**WHAT YOU NEED TO DO:**
1. According to the Form 8-K cover page, in which state is the registrant incorporated?
2. Reproduce the rows word for word, from the first row through the row containing "iso-point: [630, 316, 633, 320]", including both of those rows.

**GIVEN TEXT:**
((

UNITED
STATES
SECURITIES AND EXCHANGE COMMISSION
WASHINGTON, D.C. 20549
FORM 8-K
CURRENT REPORT
PURSUANT
TO SECTION 13 OR 15(d) OF THE
SECURITIES EXCHANGE ACT OF 1934
Date of Report (Date of earliest event reported) December 1, 2016
G-III APPAREL GROUP, LTD.
(Exact name of registrant as specified in its charter)
Delaware (State or other jurisdiction of incorporation) |
0-18183 (Commission File Number) |
41-1590959 (IRS Employer Identification No.) |
512 Seventh Avenue New
York, New York |
10018 (Zip Code) |
Registrant’s
telephone number, including area code: (212) 403-0500
Not Applicable
(Former name or former address, if changed since last report)

))

**SUPPLIED RECORDS:**
((

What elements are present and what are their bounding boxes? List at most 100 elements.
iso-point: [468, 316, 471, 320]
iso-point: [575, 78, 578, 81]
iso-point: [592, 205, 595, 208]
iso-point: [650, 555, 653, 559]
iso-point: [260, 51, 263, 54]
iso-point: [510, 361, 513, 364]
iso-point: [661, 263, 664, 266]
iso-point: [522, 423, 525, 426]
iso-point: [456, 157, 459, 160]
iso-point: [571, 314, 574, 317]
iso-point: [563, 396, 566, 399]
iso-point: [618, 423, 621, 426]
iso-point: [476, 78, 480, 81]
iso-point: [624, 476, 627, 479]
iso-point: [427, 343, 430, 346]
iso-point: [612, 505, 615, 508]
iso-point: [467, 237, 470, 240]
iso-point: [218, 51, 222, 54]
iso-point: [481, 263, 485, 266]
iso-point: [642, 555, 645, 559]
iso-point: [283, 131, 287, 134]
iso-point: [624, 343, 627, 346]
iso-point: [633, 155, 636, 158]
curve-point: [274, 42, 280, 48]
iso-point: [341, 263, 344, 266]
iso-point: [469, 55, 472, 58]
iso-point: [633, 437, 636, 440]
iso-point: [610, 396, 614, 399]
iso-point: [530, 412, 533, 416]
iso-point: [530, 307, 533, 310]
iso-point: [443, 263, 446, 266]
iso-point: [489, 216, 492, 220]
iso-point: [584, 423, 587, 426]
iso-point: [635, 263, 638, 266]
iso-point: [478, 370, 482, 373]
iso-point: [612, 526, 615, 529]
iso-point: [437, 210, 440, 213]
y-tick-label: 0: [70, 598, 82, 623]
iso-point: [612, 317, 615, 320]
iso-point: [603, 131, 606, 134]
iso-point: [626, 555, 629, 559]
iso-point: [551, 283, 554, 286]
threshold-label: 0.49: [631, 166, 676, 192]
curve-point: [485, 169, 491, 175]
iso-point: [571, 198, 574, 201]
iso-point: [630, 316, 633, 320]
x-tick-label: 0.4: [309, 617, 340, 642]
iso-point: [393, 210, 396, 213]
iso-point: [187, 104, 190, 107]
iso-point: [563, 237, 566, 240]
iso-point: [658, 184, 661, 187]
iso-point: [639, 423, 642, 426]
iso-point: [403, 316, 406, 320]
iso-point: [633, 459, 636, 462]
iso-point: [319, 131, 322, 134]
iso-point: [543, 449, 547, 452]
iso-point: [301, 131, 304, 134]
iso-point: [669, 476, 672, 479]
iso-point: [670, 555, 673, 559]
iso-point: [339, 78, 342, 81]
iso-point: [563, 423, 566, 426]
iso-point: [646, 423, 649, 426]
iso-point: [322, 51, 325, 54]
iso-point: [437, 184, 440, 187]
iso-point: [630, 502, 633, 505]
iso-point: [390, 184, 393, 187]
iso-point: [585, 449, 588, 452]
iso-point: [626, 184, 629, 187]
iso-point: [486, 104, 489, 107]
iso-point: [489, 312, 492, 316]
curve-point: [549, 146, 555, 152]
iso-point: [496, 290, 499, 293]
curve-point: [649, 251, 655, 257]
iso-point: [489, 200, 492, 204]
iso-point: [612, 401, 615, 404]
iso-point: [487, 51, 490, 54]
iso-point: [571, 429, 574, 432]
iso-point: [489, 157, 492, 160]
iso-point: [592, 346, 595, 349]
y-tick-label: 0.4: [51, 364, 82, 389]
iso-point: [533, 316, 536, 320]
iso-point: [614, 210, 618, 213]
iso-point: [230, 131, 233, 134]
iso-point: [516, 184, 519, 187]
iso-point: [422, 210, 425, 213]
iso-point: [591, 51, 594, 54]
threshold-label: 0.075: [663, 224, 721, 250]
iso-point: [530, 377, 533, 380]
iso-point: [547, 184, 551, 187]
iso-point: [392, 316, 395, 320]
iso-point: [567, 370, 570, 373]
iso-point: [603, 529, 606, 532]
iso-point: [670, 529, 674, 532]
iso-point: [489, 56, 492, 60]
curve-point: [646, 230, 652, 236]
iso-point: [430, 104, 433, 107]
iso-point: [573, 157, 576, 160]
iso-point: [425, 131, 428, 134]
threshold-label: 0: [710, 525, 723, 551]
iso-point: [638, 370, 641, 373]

))

**PER-TASK ANSWERS:**
1. Delaware

2.
What elements are present and what are their bounding boxes? List at most 100 elements.
iso-point: [468, 316, 471, 320]
iso-point: [575, 78, 578, 81]
iso-point: [592, 205, 595, 208]
iso-point: [650, 555, 653, 559]
iso-point: [260, 51, 263, 54]
iso-point: [510, 361, 513, 364]
iso-point: [661, 263, 664, 266]
iso-point: [522, 423, 525, 426]
iso-point: [456, 157, 459, 160]
iso-point: [571, 314, 574, 317]
iso-point: [563, 396, 566, 399]
iso-point: [618, 423, 621, 426]
iso-point: [476, 78, 480, 81]
iso-point: [624, 476, 627, 479]
iso-point: [427, 343, 430, 346]
iso-point: [612, 505, 615, 508]
iso-point: [467, 237, 470, 240]
iso-point: [218, 51, 222, 54]
iso-point: [481, 263, 485, 266]
iso-point: [642, 555, 645, 559]
iso-point: [283, 131, 287, 134]
iso-point: [624, 343, 627, 346]
iso-point: [633, 155, 636, 158]
curve-point: [274, 42, 280, 48]
iso-point: [341, 263, 344, 266]
iso-point: [469, 55, 472, 58]
iso-point: [633, 437, 636, 440]
iso-point: [610, 396, 614, 399]
iso-point: [530, 412, 533, 416]
iso-point: [530, 307, 533, 310]
iso-point: [443, 263, 446, 266]
iso-point: [489, 216, 492, 220]
iso-point: [584, 423, 587, 426]
iso-point: [635, 263, 638, 266]
iso-point: [478, 370, 482, 373]
iso-point: [612, 526, 615, 529]
iso-point: [437, 210, 440, 213]
y-tick-label: 0: [70, 598, 82, 623]
iso-point: [612, 317, 615, 320]
iso-point: [603, 131, 606, 134]
iso-point: [626, 555, 629, 559]
iso-point: [551, 283, 554, 286]
threshold-label: 0.49: [631, 166, 676, 192]
curve-point: [485, 169, 491, 175]
iso-point: [571, 198, 574, 201]
iso-point: [630, 316, 633, 320]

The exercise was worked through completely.